__Task goal__:
Copy out the lines that have "GROUPS" in them.
━━━━━ Extracted information
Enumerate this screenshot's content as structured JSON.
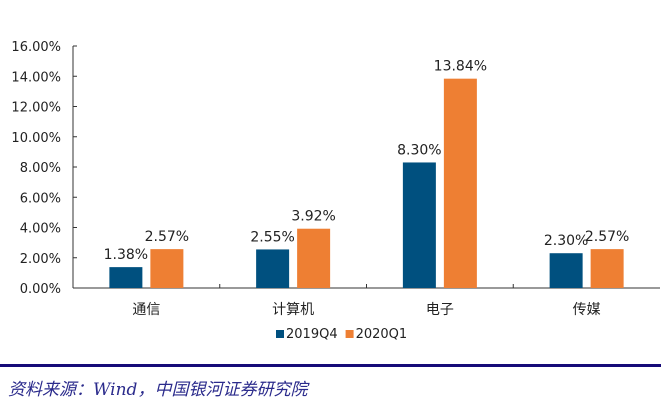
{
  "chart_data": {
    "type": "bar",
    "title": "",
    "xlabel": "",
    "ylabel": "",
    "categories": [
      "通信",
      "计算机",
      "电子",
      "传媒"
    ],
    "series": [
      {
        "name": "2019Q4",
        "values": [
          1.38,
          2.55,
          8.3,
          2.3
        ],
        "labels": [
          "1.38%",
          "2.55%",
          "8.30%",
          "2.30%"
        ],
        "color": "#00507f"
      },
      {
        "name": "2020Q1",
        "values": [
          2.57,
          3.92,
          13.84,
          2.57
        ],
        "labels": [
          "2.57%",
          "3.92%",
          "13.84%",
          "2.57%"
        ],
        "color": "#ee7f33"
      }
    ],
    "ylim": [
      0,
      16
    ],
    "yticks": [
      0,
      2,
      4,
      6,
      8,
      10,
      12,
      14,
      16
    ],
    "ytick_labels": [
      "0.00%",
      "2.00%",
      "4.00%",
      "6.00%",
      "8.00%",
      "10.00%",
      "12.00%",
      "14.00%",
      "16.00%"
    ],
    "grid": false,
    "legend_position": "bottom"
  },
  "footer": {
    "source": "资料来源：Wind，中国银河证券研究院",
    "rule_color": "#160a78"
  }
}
━━━━━━━━━━
━━━━━ Extracted information
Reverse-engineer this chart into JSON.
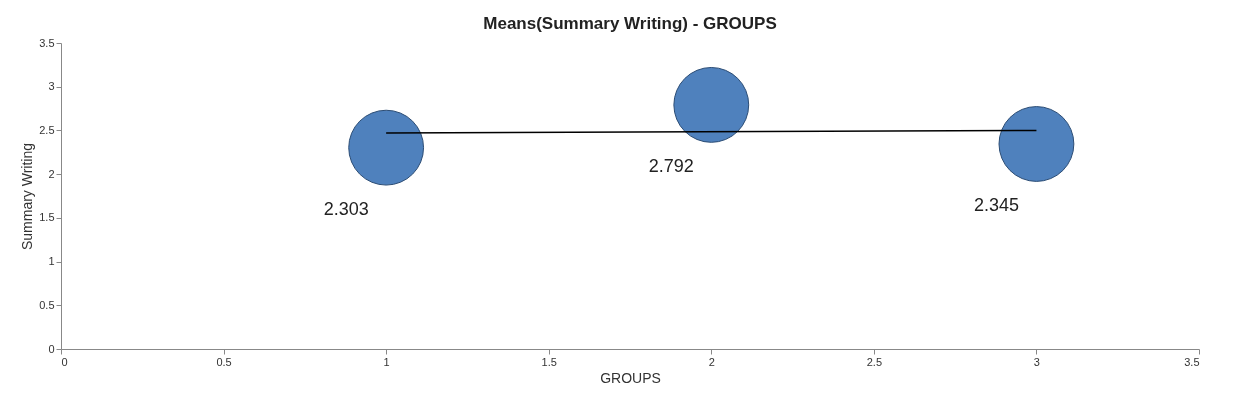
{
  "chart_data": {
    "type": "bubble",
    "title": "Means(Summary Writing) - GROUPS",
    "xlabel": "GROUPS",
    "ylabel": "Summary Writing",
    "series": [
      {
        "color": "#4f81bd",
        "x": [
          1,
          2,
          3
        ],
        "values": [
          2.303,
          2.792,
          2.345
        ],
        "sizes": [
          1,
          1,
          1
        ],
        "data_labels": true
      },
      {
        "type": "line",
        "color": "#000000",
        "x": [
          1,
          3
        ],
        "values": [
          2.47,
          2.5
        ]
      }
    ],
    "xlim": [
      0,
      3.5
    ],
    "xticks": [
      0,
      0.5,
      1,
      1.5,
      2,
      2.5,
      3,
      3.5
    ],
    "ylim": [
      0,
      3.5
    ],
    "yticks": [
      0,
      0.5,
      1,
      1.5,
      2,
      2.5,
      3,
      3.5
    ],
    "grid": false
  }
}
━━━━━━━━━━
__Task output__:
    "title": "Means(Summary Writing) - GROUPS",
    "xlabel": "GROUPS",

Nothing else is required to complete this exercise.